What you will do:
Return, word for word, every line that follows.

----------

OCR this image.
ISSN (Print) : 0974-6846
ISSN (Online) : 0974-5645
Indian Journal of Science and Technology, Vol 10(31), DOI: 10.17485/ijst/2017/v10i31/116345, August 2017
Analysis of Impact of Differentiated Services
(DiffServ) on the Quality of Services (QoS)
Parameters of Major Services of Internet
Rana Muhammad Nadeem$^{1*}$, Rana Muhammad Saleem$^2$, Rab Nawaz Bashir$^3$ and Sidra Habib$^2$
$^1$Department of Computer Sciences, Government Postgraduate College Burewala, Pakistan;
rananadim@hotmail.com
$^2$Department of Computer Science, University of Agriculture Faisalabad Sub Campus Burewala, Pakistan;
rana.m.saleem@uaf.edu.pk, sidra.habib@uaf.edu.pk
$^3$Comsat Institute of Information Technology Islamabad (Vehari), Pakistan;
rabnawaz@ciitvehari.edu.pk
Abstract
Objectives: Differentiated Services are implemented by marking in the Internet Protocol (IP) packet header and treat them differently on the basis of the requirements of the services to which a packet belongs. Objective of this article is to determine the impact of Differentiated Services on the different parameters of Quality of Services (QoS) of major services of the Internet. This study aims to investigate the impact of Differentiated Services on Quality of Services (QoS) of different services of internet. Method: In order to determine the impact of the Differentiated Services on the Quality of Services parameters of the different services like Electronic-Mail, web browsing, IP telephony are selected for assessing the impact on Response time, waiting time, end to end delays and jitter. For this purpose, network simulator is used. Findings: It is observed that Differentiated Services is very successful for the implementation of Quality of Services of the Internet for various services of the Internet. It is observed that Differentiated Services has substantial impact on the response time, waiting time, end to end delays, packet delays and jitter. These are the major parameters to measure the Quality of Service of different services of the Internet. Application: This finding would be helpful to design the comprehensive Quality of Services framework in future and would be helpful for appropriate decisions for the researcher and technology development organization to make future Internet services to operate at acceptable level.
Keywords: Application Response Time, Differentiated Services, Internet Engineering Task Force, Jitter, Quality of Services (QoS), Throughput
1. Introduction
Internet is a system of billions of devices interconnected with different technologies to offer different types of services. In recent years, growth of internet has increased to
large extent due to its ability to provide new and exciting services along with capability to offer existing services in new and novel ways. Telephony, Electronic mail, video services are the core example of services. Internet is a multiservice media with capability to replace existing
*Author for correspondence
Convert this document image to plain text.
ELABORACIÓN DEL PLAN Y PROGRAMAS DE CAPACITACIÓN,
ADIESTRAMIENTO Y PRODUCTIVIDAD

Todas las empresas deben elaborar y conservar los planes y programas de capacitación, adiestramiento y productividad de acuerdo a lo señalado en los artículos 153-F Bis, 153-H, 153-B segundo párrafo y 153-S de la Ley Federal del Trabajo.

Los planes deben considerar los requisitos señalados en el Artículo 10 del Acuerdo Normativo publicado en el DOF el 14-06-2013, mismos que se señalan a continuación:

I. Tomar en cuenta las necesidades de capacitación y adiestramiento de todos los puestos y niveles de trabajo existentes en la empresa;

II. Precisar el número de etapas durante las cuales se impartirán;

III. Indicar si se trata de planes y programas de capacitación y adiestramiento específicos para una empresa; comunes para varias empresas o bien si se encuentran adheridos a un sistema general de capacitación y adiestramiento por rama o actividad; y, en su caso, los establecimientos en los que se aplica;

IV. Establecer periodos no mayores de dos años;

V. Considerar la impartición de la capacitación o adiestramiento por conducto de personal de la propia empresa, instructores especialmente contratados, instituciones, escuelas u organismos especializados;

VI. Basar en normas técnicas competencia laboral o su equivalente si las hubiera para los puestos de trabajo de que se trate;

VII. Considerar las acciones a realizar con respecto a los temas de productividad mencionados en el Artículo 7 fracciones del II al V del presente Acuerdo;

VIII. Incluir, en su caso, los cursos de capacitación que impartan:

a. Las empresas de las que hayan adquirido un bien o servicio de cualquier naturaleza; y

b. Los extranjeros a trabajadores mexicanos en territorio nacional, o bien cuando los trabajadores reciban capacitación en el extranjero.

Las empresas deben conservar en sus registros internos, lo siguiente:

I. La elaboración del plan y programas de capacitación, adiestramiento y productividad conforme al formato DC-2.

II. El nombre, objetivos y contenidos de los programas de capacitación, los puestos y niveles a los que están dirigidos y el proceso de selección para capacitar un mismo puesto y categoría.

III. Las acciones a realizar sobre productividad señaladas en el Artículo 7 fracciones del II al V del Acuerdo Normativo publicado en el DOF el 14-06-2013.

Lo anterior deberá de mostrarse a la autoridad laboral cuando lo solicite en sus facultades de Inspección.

----------

Task solution:
OCR this image.
ISSN (Print) : 0974-6846
ISSN (Online) : 0974-5645
Indian Journal of Science and Technology, Vol 10(31), DOI: 10.17485/ijst/2017/v10i31/116345, August 2017
Analysis of Impact of Differentiated Services
(DiffServ) on the Quality of Services (QoS)
Parameters of Major Services of Internet
Rana Muhammad Nadeem$^{1*}$, Rana Muhammad Saleem$^2$, Rab Nawaz Bashir$^3$ and Sidra Habib$^2$
$^1$Department of Computer Sciences, Government Postgraduate College Burewala, Pakistan;
rananadim@hotmail.com
$^2$Department of Computer Science, University of Agriculture Faisalabad Sub Campus Burewala, Pakistan;
rana.m.saleem@uaf.edu.pk, sidra.habib@uaf.edu.pk
$^3$Comsat Institute of Information Technology Islamabad (Vehari), Pakistan;
rabnawaz@ciitvehari.edu.pk
Abstract
Objectives: Differentiated Services are implemented by marking in the Internet Protocol (IP) packet header and treat them differently on the basis of the requirements of the services to which a packet belongs. Objective of this article is to determine the impact of Differentiated Services on the different parameters of Quality of Services (QoS) of major services of the Internet. This study aims to investigate the impact of Differentiated Services on Quality of Services (QoS) of different services of internet. Method: In order to determine the impact of the Differentiated Services on the Quality of Services parameters of the different services like Electronic-Mail, web browsing, IP telephony are selected for assessing the impact on Response time, waiting time, end to end delays and jitter. For this purpose, network simulator is used. Findings: It is observed that Differentiated Services is very successful for the implementation of Quality of Services of the Internet for various services of the Internet. It is observed that Differentiated Services has substantial impact on the response time, waiting time, end to end delays, packet delays and jitter. These are the major parameters to measure the Quality of Service of different services of the Internet. Application: This finding would be helpful to design the comprehensive Quality of Services framework in future and would be helpful for appropriate decisions for the researcher and technology development organization to make future Internet services to operate at acceptable level.
Keywords: Application Response Time, Differentiated Services, Internet Engineering Task Force, Jitter, Quality of Services (QoS), Throughput
1. Introduction
Internet is a system of billions of devices interconnected with different technologies to offer different types of services. In recent years, growth of internet has increased to
large extent due to its ability to provide new and exciting services along with capability to offer existing services in new and novel ways. Telephony, Electronic mail, video services are the core example of services. Internet is a multiservice media with capability to replace existing
*Author for correspondence
Convert this document image to plain text.
ELABORACIÓN DEL PLAN Y PROGRAMAS DE CAPACITACIÓN,
ADIESTRAMIENTO Y PRODUCTIVIDAD

Todas las empresas deben elaborar y conservar los planes y programas de capacitación, adiestramiento y productividad de acuerdo a lo señalado en los artículos 153-F Bis, 153-H, 153-B segundo párrafo y 153-S de la Ley Federal del Trabajo.

Los planes deben considerar los requisitos señalados en el Artículo 10 del Acuerdo Normativo publicado en el DOF el 14-06-2013, mismos que se señalan a continuación:

I. Tomar en cuenta las necesidades de capacitación y adiestramiento de todos los puestos y niveles de trabajo existentes en la empresa;

II. Precisar el número de etapas durante las cuales se impartirán;

III. Indicar si se trata de planes y programas de capacitación y adiestramiento específicos para una empresa; comunes para varias empresas o bien si se encuentran adheridos a un sistema general de capacitación y adiestramiento por rama o actividad; y, en su caso, los establecimientos en los que se aplica;

IV. Establecer periodos no mayores de dos años;

V. Considerar la impartición de la capacitación o adiestramiento por conducto de personal de la propia empresa, instructores especialmente contratados, instituciones, escuelas u organismos especializados;

VI. Basar en normas técnicas competencia laboral o su equivalente si las hubiera para los puestos de trabajo de que se trate;

VII. Considerar las acciones a realizar con respecto a los temas de productividad mencionados en el Artículo 7 fracciones del II al V del presente Acuerdo;

VIII. Incluir, en su caso, los cursos de capacitación que impartan:

a. Las empresas de las que hayan adquirido un bien o servicio de cualquier naturaleza; y

b. Los extranjeros a trabajadores mexicanos en territorio nacional, o bien cuando los trabajadores reciban capacitación en el extranjero.

Las empresas deben conservar en sus registros internos, lo siguiente:

I. La elaboración del plan y programas de capacitación, adiestramiento y productividad conforme al formato DC-2.

II. El nombre, objetivos y contenidos de los programas de capacitación, los puestos y niveles a los que están dirigidos y el proceso de selección para capacitar un mismo puesto y categoría.

III. Las acciones a realizar sobre productividad señaladas en el Artículo 7 fracciones del II al V del Acuerdo Normativo publicado en el DOF el 14-06-2013.

Lo anterior deberá de mostrarse a la autoridad laboral cuando lo solicite en sus facultades de Inspección.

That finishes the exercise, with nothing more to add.